# The request
Copy the data that follows exactly. Include no pictures.

(Chart and figure data)
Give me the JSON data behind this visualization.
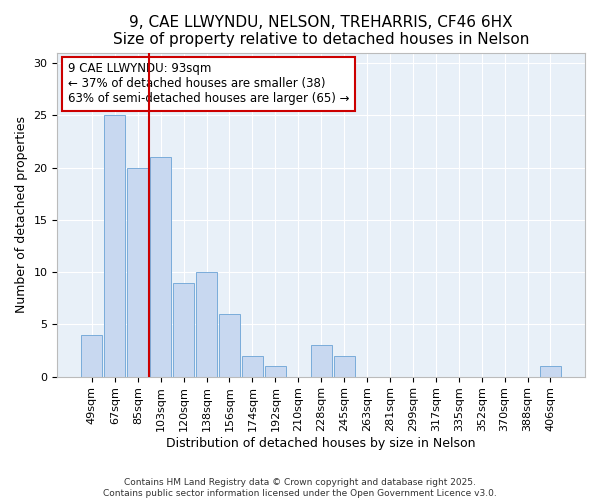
{
  "title_line1": "9, CAE LLWYNDU, NELSON, TREHARRIS, CF46 6HX",
  "title_line2": "Size of property relative to detached houses in Nelson",
  "xlabel": "Distribution of detached houses by size in Nelson",
  "ylabel": "Number of detached properties",
  "categories": [
    "49sqm",
    "67sqm",
    "85sqm",
    "103sqm",
    "120sqm",
    "138sqm",
    "156sqm",
    "174sqm",
    "192sqm",
    "210sqm",
    "228sqm",
    "245sqm",
    "263sqm",
    "281sqm",
    "299sqm",
    "317sqm",
    "335sqm",
    "352sqm",
    "370sqm",
    "388sqm",
    "406sqm"
  ],
  "values": [
    4,
    25,
    20,
    21,
    9,
    10,
    6,
    2,
    1,
    0,
    3,
    2,
    0,
    0,
    0,
    0,
    0,
    0,
    0,
    0,
    1
  ],
  "bar_color": "#c8d8f0",
  "bar_edge_color": "#7aacda",
  "red_line_x": 2.5,
  "annotation_text": "9 CAE LLWYNDU: 93sqm\n← 37% of detached houses are smaller (38)\n63% of semi-detached houses are larger (65) →",
  "annotation_box_color": "white",
  "annotation_box_edge_color": "#cc0000",
  "red_line_color": "#cc0000",
  "ylim": [
    0,
    31
  ],
  "yticks": [
    0,
    5,
    10,
    15,
    20,
    25,
    30
  ],
  "footer_line1": "Contains HM Land Registry data © Crown copyright and database right 2025.",
  "footer_line2": "Contains public sector information licensed under the Open Government Licence v3.0.",
  "fig_bg_color": "#ffffff",
  "plot_bg_color": "#e8f0f8",
  "grid_color": "#ffffff",
  "title_fontsize": 11,
  "subtitle_fontsize": 10,
  "axis_label_fontsize": 9,
  "tick_fontsize": 8,
  "annotation_fontsize": 8.5
}
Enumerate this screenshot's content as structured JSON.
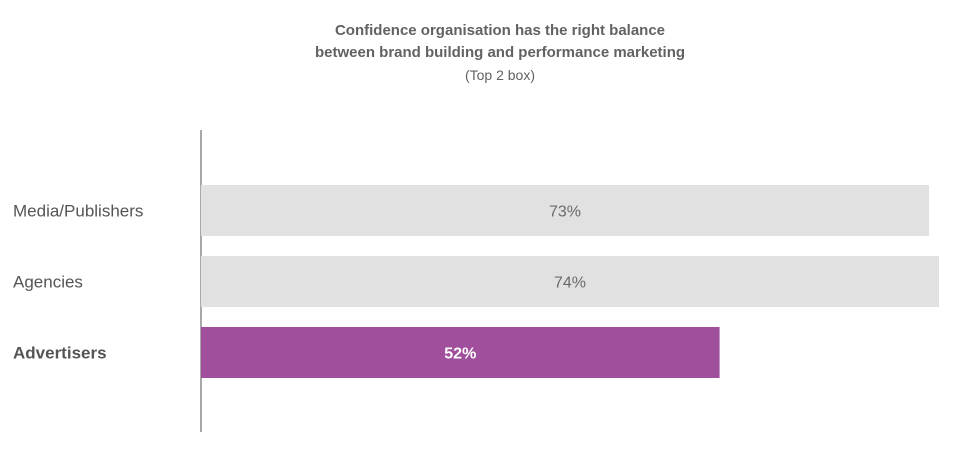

# Task output
Give me the JSON data behind this visualization.
{
  "title_line1": "9, CAE LLWYNDU, NELSON, TREHARRIS, CF46 6HX",
  "title_line2": "Size of property relative to detached houses in Nelson",
  "xlabel": "Distribution of detached houses by size in Nelson",
  "ylabel": "Number of detached properties",
  "categories": [
    "49sqm",
    "67sqm",
    "85sqm",
    "103sqm",
    "120sqm",
    "138sqm",
    "156sqm",
    "174sqm",
    "192sqm",
    "210sqm",
    "228sqm",
    "245sqm",
    "263sqm",
    "281sqm",
    "299sqm",
    "317sqm",
    "335sqm",
    "352sqm",
    "370sqm",
    "388sqm",
    "406sqm"
  ],
  "values": [
    4,
    25,
    20,
    21,
    9,
    10,
    6,
    2,
    1,
    0,
    3,
    2,
    0,
    0,
    0,
    0,
    0,
    0,
    0,
    0,
    1
  ],
  "bar_color": "#c8d8f0",
  "bar_edge_color": "#7aacda",
  "red_line_x": 2.5,
  "annotation_text": "9 CAE LLWYNDU: 93sqm\n← 37% of detached houses are smaller (38)\n63% of semi-detached houses are larger (65) →",
  "annotation_box_color": "white",
  "annotation_box_edge_color": "#cc0000",
  "red_line_color": "#cc0000",
  "ylim": [
    0,
    31
  ],
  "yticks": [
    0,
    5,
    10,
    15,
    20,
    25,
    30
  ],
  "footer_line1": "Contains HM Land Registry data © Crown copyright and database right 2025.",
  "footer_line2": "Contains public sector information licensed under the Open Government Licence v3.0.",
  "fig_bg_color": "#ffffff",
  "plot_bg_color": "#e8f0f8",
  "grid_color": "#ffffff",
  "title_fontsize": 11,
  "subtitle_fontsize": 10,
  "axis_label_fontsize": 9,
  "tick_fontsize": 8,
  "annotation_fontsize": 8.5
}
Enumerate this screenshot's content as structured JSON.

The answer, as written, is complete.